EXERCISE PROMPT: Report how many lines hold the string "Appraisal". Give the number and nothing else.
** Start of RECORD EXCERPTS **
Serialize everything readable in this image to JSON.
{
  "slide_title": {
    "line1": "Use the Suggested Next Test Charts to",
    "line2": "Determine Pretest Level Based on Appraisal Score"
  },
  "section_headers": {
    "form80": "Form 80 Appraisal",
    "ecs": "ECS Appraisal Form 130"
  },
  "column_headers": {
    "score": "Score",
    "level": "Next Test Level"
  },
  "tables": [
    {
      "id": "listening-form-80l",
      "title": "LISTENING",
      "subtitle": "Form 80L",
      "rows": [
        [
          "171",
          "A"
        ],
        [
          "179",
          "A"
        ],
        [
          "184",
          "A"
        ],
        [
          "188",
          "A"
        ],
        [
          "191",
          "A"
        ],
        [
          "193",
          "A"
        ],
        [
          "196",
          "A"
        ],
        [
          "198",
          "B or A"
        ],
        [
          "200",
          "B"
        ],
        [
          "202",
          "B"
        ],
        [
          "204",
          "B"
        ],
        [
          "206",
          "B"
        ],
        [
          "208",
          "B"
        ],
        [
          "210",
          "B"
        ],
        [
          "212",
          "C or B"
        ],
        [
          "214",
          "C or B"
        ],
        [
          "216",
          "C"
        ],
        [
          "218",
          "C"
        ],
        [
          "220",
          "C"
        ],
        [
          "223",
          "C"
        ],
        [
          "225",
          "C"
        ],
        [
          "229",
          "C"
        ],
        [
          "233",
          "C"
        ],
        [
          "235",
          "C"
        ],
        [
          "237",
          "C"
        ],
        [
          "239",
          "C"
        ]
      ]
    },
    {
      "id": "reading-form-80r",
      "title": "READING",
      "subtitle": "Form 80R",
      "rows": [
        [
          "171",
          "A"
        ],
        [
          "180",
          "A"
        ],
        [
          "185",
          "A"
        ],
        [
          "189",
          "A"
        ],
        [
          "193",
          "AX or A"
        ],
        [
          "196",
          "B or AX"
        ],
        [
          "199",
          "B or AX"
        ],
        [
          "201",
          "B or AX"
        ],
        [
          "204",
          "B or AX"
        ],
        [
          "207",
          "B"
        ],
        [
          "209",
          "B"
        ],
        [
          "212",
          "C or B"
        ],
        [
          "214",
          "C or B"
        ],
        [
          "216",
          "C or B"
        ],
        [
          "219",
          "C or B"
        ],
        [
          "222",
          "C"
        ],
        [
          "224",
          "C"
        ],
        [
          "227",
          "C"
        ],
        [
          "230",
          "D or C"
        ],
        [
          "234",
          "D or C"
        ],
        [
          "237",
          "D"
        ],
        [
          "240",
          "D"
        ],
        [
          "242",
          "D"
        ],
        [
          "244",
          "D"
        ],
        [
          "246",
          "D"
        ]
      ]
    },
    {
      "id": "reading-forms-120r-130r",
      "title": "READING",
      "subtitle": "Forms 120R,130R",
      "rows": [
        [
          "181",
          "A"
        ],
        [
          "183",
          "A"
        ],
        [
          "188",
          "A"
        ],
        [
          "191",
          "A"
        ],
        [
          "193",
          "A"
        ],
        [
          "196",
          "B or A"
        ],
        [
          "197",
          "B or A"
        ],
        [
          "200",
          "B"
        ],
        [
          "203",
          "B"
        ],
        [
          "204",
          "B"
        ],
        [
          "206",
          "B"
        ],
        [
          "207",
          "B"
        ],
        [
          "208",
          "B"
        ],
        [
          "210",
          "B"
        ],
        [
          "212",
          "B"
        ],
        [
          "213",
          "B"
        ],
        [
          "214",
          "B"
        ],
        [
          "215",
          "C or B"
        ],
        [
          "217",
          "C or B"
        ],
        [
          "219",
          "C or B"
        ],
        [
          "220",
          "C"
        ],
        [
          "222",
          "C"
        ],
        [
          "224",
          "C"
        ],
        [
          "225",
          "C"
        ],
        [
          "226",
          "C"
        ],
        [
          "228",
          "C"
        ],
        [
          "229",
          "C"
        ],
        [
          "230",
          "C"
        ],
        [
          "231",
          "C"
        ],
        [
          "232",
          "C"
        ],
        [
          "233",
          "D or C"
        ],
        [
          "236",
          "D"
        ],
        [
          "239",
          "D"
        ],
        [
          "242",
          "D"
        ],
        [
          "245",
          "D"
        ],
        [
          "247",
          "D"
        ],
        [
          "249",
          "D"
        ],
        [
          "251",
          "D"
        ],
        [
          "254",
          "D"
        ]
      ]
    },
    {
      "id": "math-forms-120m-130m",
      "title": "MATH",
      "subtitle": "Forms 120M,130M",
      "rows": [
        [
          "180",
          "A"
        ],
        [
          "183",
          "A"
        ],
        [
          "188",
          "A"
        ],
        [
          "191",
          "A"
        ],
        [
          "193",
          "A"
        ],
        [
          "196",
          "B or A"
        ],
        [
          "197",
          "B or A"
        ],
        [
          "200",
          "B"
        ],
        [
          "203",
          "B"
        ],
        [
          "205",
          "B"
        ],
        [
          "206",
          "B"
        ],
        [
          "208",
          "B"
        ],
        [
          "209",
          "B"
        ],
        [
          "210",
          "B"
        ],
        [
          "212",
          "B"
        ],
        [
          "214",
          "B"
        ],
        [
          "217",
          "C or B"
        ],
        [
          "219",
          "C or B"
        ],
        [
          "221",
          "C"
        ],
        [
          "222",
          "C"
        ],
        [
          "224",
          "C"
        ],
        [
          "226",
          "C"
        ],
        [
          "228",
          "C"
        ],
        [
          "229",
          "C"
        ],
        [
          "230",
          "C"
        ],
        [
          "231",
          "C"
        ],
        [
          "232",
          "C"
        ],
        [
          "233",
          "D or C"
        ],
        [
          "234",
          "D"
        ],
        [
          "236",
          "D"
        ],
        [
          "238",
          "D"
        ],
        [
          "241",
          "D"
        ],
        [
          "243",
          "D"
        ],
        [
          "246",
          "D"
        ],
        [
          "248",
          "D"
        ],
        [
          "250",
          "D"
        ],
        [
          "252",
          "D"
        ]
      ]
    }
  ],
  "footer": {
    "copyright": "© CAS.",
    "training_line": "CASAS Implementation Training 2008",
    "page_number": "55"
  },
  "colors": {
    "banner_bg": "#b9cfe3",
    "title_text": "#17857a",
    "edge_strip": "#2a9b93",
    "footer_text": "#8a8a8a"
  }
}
** End of RECORD EXCERPTS **
THE SOLUTION: 3